(Entries taken from a collection)
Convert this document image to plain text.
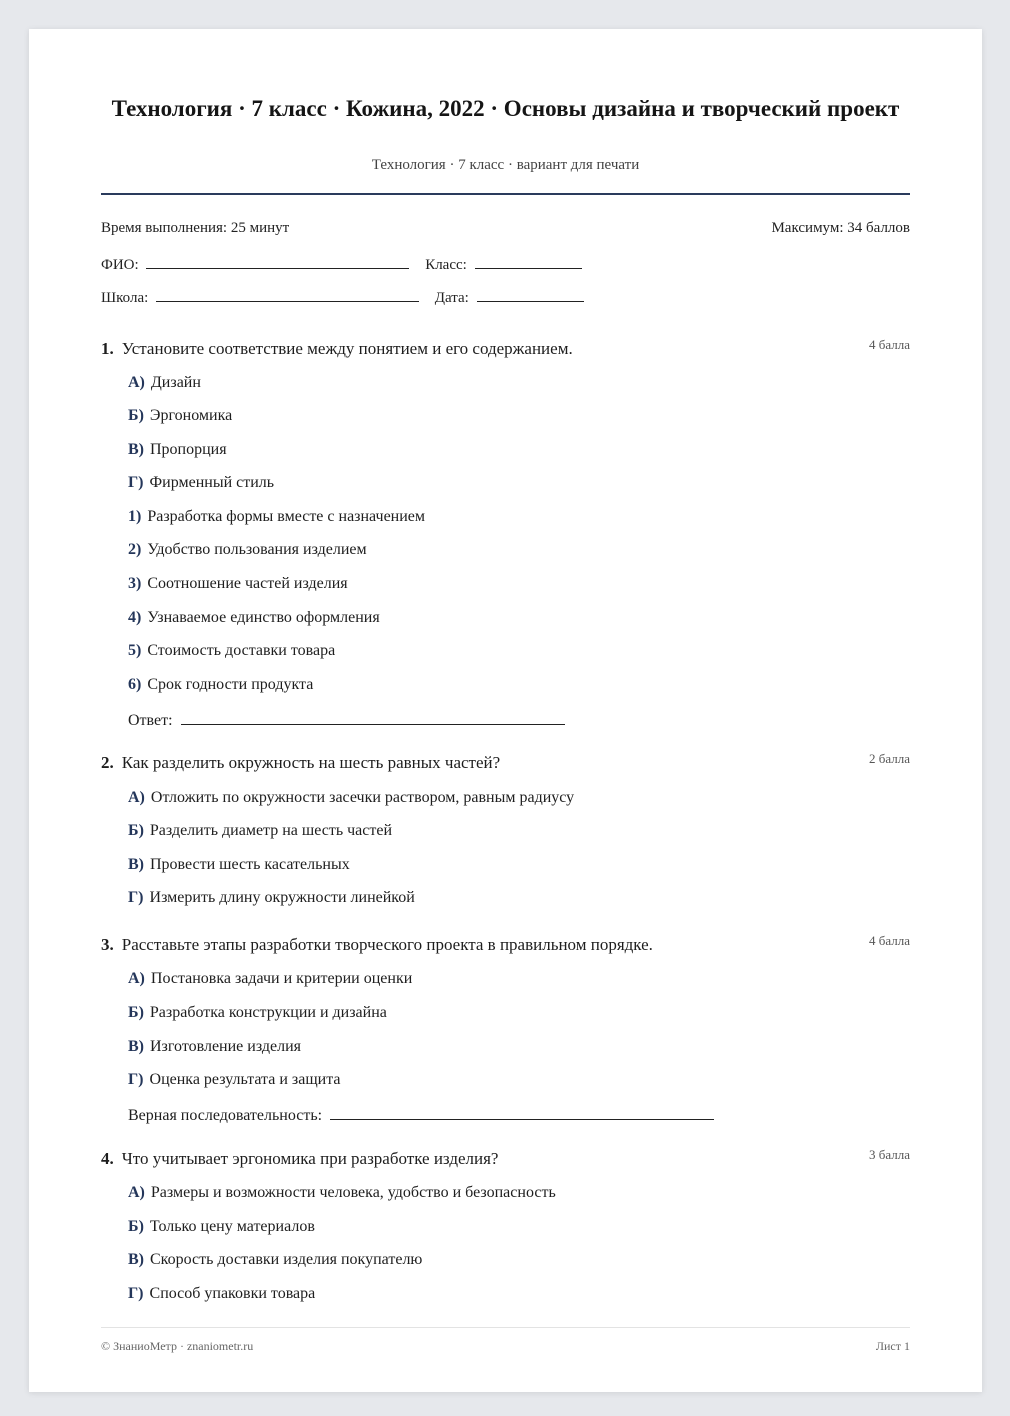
Технология · 7 класс · Кожина, 2022 · Основы дизайна и творческий проект
Технология · 7 класс · вариант для печати
Время выполнения: 25 минут	Максимум: 34 баллов
ФИО:	Класс:
Школа:	Дата:
1. Установите соответствие между понятием и его содержанием.	4 балла
А) Дизайн
Б) Эргономика
В) Пропорция
Г) Фирменный стиль
1) Разработка формы вместе с назначением
2) Удобство пользования изделием
3) Соотношение частей изделия
4) Узнаваемое единство оформления
5) Стоимость доставки товара
6) Срок годности продукта
Ответ:
2. Как разделить окружность на шесть равных частей?	2 балла
А) Отложить по окружности засечки раствором, равным радиусу
Б) Разделить диаметр на шесть частей
В) Провести шесть касательных
Г) Измерить длину окружности линейкой
3. Расставьте этапы разработки творческого проекта в правильном порядке.	4 балла
А) Постановка задачи и критерии оценки
Б) Разработка конструкции и дизайна
В) Изготовление изделия
Г) Оценка результата и защита
Верная последовательность:
4. Что учитывает эргономика при разработке изделия?	3 балла
А) Размеры и возможности человека, удобство и безопасность
Б) Только цену материалов
В) Скорость доставки изделия покупателю
Г) Способ упаковки товара
© ЗнаниоМетр · znaniometr.ru	Лист 1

Task instructions: Give back the whole listing as it stands, minus its pictures.

Exercise answer:
Convert this document image to plain text.
Технология · 7 класс · Кожина, 2022 · Основы дизайна и творческий проект
Технология · 7 класс · вариант для печати
Время выполнения: 25 минут	Максимум: 34 баллов
ФИО:	Класс:
Школа:	Дата:
1. Установите соответствие между понятием и его содержанием.	4 балла
А) Дизайн
Б) Эргономика
В) Пропорция
Г) Фирменный стиль
1) Разработка формы вместе с назначением
2) Удобство пользования изделием
3) Соотношение частей изделия
4) Узнаваемое единство оформления
5) Стоимость доставки товара
6) Срок годности продукта
Ответ:
2. Как разделить окружность на шесть равных частей?	2 балла
А) Отложить по окружности засечки раствором, равным радиусу
Б) Разделить диаметр на шесть частей
В) Провести шесть касательных
Г) Измерить длину окружности линейкой
3. Расставьте этапы разработки творческого проекта в правильном порядке.	4 балла
А) Постановка задачи и критерии оценки
Б) Разработка конструкции и дизайна
В) Изготовление изделия
Г) Оценка результата и защита
Верная последовательность:
4. Что учитывает эргономика при разработке изделия?	3 балла
А) Размеры и возможности человека, удобство и безопасность
Б) Только цену материалов
В) Скорость доставки изделия покупателю
Г) Способ упаковки товара
© ЗнаниоМетр · znaniometr.ru	Лист 1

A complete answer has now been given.